Records excerpted from a collection>
+++++

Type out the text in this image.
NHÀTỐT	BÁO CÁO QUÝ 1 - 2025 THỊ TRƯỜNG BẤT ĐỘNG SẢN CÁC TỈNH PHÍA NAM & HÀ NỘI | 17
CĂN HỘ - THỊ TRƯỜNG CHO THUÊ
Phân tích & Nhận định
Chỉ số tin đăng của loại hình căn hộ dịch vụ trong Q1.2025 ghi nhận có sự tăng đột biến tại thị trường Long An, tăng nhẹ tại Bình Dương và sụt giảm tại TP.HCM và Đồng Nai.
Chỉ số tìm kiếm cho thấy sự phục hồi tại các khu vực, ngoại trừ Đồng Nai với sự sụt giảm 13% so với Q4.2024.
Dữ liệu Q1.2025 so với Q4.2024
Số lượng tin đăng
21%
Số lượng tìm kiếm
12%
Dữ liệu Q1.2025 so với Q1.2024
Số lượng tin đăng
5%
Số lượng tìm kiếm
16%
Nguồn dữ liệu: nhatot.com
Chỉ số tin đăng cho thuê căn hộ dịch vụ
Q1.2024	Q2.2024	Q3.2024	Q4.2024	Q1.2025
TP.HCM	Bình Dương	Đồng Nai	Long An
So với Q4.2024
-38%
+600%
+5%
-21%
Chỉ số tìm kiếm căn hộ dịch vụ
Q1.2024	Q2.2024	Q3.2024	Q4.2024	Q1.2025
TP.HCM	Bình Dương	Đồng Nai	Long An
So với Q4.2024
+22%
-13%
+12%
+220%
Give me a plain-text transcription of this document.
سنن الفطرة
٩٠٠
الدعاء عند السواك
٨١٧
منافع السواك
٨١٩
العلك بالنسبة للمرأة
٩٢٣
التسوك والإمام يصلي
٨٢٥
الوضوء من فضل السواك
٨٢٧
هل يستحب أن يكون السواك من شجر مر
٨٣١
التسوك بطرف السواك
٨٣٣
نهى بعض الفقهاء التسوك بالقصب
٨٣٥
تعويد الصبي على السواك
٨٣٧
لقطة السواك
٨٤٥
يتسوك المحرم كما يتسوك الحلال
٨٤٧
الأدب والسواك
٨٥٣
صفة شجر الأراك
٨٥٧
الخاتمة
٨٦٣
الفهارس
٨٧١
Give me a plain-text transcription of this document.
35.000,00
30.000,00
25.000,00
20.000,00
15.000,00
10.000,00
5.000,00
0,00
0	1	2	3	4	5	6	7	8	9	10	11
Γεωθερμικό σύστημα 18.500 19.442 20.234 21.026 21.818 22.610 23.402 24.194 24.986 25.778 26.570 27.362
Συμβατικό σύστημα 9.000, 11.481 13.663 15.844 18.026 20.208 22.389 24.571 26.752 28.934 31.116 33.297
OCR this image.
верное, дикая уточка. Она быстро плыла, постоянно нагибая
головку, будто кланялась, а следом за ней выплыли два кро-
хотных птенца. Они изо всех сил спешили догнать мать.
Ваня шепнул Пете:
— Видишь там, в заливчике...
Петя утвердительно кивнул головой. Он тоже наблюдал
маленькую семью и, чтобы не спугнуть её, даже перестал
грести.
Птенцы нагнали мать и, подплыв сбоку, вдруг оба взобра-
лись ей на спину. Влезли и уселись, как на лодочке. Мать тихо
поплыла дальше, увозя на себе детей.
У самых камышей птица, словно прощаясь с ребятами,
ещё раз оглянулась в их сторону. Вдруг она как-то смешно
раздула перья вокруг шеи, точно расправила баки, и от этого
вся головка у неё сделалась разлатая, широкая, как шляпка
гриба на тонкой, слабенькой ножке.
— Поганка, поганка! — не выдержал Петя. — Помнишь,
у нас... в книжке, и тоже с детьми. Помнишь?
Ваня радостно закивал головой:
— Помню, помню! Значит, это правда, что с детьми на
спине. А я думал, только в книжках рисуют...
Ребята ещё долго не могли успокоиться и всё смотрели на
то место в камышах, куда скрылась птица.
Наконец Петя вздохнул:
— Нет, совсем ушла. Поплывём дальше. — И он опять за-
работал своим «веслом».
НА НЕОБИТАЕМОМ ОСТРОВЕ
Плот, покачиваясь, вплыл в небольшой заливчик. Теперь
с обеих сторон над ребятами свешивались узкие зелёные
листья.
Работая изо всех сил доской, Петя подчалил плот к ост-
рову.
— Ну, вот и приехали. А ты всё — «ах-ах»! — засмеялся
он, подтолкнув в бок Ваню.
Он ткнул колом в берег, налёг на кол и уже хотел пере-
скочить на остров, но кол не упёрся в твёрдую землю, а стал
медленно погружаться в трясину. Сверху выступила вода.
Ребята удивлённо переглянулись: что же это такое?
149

+++++

Written task> Each line in the material above must be retyped without alteration.

Final result>
Type out the text in this image.
NHÀTỐT	BÁO CÁO QUÝ 1 - 2025 THỊ TRƯỜNG BẤT ĐỘNG SẢN CÁC TỈNH PHÍA NAM & HÀ NỘI | 17
CĂN HỘ - THỊ TRƯỜNG CHO THUÊ
Phân tích & Nhận định
Chỉ số tin đăng của loại hình căn hộ dịch vụ trong Q1.2025 ghi nhận có sự tăng đột biến tại thị trường Long An, tăng nhẹ tại Bình Dương và sụt giảm tại TP.HCM và Đồng Nai.
Chỉ số tìm kiếm cho thấy sự phục hồi tại các khu vực, ngoại trừ Đồng Nai với sự sụt giảm 13% so với Q4.2024.
Dữ liệu Q1.2025 so với Q4.2024
Số lượng tin đăng
21%
Số lượng tìm kiếm
12%
Dữ liệu Q1.2025 so với Q1.2024
Số lượng tin đăng
5%
Số lượng tìm kiếm
16%
Nguồn dữ liệu: nhatot.com
Chỉ số tin đăng cho thuê căn hộ dịch vụ
Q1.2024	Q2.2024	Q3.2024	Q4.2024	Q1.2025
TP.HCM	Bình Dương	Đồng Nai	Long An
So với Q4.2024
-38%
+600%
+5%
-21%
Chỉ số tìm kiếm căn hộ dịch vụ
Q1.2024	Q2.2024	Q3.2024	Q4.2024	Q1.2025
TP.HCM	Bình Dương	Đồng Nai	Long An
So với Q4.2024
+22%
-13%
+12%
+220%
Give me a plain-text transcription of this document.
سنن الفطرة
٩٠٠
الدعاء عند السواك
٨١٧
منافع السواك
٨١٩
العلك بالنسبة للمرأة
٩٢٣
التسوك والإمام يصلي
٨٢٥
الوضوء من فضل السواك
٨٢٧
هل يستحب أن يكون السواك من شجر مر
٨٣١
التسوك بطرف السواك
٨٣٣
نهى بعض الفقهاء التسوك بالقصب
٨٣٥
تعويد الصبي على السواك
٨٣٧
لقطة السواك
٨٤٥
يتسوك المحرم كما يتسوك الحلال
٨٤٧
الأدب والسواك
٨٥٣
صفة شجر الأراك
٨٥٧
الخاتمة
٨٦٣
الفهارس
٨٧١
Give me a plain-text transcription of this document.
35.000,00
30.000,00
25.000,00
20.000,00
15.000,00
10.000,00
5.000,00
0,00
0	1	2	3	4	5	6	7	8	9	10	11
Γεωθερμικό σύστημα 18.500 19.442 20.234 21.026 21.818 22.610 23.402 24.194 24.986 25.778 26.570 27.362
Συμβατικό σύστημα 9.000, 11.481 13.663 15.844 18.026 20.208 22.389 24.571 26.752 28.934 31.116 33.297
OCR this image.
верное, дикая уточка. Она быстро плыла, постоянно нагибая
головку, будто кланялась, а следом за ней выплыли два кро-
хотных птенца. Они изо всех сил спешили догнать мать.
Ваня шепнул Пете:
— Видишь там, в заливчике...
Петя утвердительно кивнул головой. Он тоже наблюдал
маленькую семью и, чтобы не спугнуть её, даже перестал
грести.
Птенцы нагнали мать и, подплыв сбоку, вдруг оба взобра-
лись ей на спину. Влезли и уселись, как на лодочке. Мать тихо
поплыла дальше, увозя на себе детей.
У самых камышей птица, словно прощаясь с ребятами,
ещё раз оглянулась в их сторону. Вдруг она как-то смешно
раздула перья вокруг шеи, точно расправила баки, и от этого
вся головка у неё сделалась разлатая, широкая, как шляпка
гриба на тонкой, слабенькой ножке.
— Поганка, поганка! — не выдержал Петя. — Помнишь,
у нас... в книжке, и тоже с детьми. Помнишь?
Ваня радостно закивал головой:
— Помню, помню! Значит, это правда, что с детьми на
спине. А я думал, только в книжках рисуют...
Ребята ещё долго не могли успокоиться и всё смотрели на
то место в камышах, куда скрылась птица.
Наконец Петя вздохнул:
— Нет, совсем ушла. Поплывём дальше. — И он опять за-
работал своим «веслом».
НА НЕОБИТАЕМОМ ОСТРОВЕ
Плот, покачиваясь, вплыл в небольшой заливчик. Теперь
с обеих сторон над ребятами свешивались узкие зелёные
листья.
Работая изо всех сил доской, Петя подчалил плот к ост-
рову.
— Ну, вот и приехали. А ты всё — «ах-ах»! — засмеялся
он, подтолкнув в бок Ваню.
Он ткнул колом в берег, налёг на кол и уже хотел пере-
скочить на остров, но кол не упёрся в твёрдую землю, а стал
медленно погружаться в трясину. Сверху выступила вода.
Ребята удивлённо переглянулись: что же это такое?
149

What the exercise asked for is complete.